-- BEGIN PROVIDED DATA --

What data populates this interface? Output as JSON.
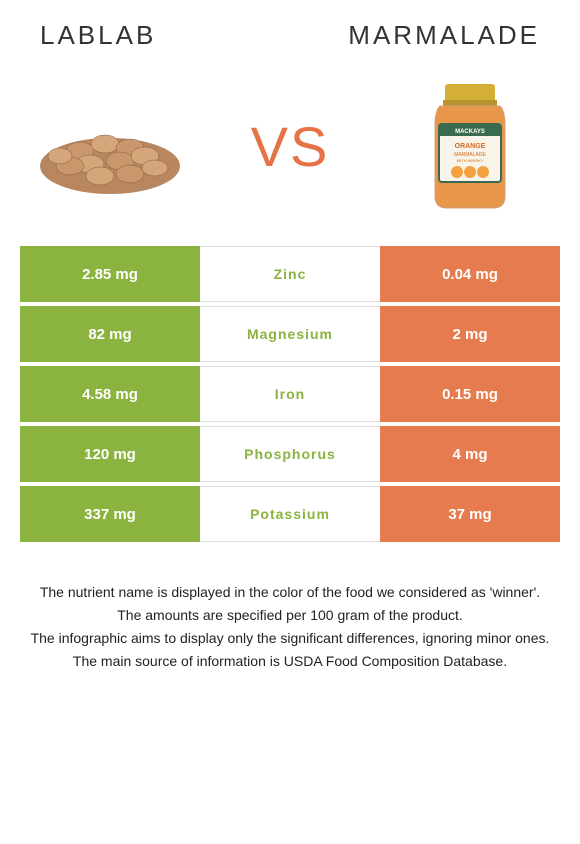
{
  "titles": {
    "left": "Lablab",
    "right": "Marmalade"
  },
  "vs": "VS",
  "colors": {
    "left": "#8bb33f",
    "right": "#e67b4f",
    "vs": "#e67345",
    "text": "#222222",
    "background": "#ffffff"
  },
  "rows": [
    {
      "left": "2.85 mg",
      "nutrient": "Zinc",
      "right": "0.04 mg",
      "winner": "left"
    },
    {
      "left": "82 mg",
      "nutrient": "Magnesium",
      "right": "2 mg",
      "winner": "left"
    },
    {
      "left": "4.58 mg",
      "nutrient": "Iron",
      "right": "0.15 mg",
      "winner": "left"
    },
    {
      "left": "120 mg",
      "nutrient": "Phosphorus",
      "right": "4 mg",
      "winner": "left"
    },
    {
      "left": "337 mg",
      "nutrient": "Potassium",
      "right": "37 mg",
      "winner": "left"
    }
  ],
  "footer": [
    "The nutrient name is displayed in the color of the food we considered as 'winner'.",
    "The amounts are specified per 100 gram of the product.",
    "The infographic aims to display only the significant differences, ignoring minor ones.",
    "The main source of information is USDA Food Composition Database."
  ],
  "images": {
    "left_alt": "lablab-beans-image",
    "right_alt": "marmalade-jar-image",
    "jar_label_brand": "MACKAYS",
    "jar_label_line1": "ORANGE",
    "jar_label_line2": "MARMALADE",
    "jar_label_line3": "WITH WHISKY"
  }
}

-- END PROVIDED DATA --
-- BEGIN PROVIDED DATA --

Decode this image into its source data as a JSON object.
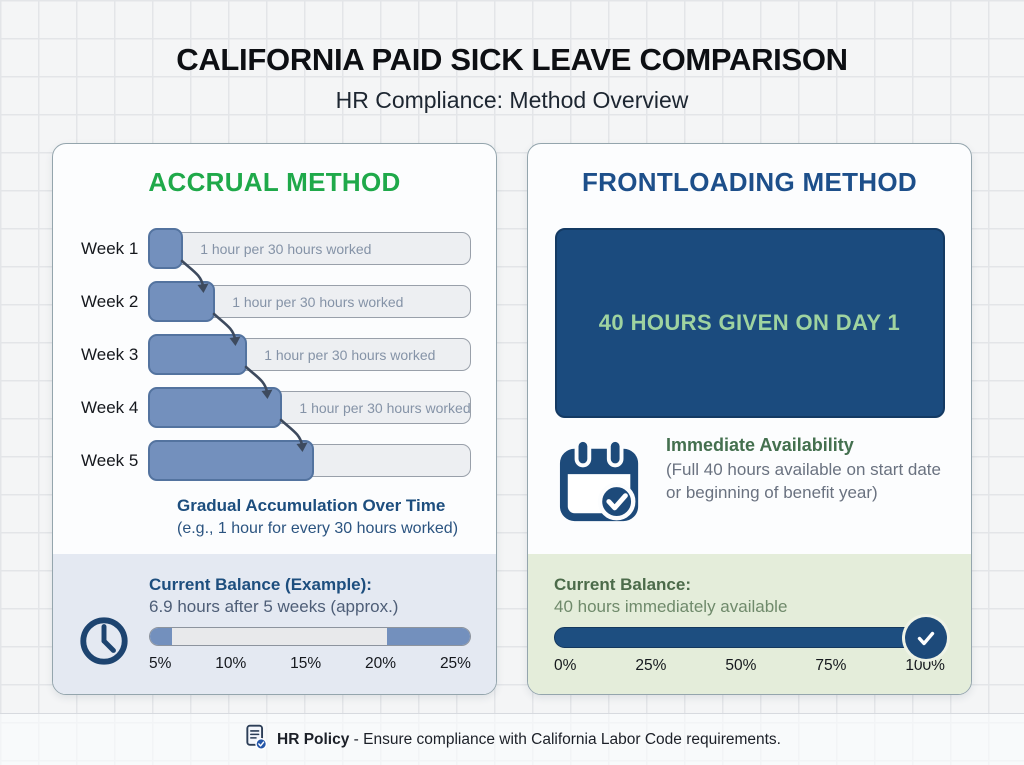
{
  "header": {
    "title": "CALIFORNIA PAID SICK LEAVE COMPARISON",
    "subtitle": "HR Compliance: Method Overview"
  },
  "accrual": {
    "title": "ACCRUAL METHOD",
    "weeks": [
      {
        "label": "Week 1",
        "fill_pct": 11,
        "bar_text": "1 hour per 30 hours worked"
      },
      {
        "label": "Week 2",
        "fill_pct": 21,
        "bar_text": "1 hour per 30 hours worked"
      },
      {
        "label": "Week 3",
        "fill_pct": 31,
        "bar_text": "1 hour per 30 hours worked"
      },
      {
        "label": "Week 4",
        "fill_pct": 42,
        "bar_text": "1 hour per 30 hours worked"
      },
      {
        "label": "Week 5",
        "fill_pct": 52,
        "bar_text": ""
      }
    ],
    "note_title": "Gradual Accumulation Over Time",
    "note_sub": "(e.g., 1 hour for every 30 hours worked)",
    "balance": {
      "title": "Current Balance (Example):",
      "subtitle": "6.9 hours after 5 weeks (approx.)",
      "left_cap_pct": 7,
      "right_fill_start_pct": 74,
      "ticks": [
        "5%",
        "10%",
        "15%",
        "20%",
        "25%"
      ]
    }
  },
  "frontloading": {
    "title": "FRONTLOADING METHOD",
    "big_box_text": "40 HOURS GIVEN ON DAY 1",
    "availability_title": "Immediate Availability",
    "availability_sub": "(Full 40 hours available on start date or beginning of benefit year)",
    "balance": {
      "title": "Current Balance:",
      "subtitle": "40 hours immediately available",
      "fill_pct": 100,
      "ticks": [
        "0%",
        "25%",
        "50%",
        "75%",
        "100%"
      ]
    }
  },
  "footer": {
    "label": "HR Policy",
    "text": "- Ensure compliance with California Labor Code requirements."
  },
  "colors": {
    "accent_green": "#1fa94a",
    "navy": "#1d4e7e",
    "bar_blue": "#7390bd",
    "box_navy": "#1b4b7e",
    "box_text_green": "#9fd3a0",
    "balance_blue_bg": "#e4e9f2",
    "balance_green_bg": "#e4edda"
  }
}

-- END PROVIDED DATA --

TASK DESCRIPTION. Look above for every line with the word "available" and copy it.

REPLY.
    "availability_sub": "(Full 40 hours available on start date or beginning of benefit year)",
      "subtitle": "40 hours immediately available",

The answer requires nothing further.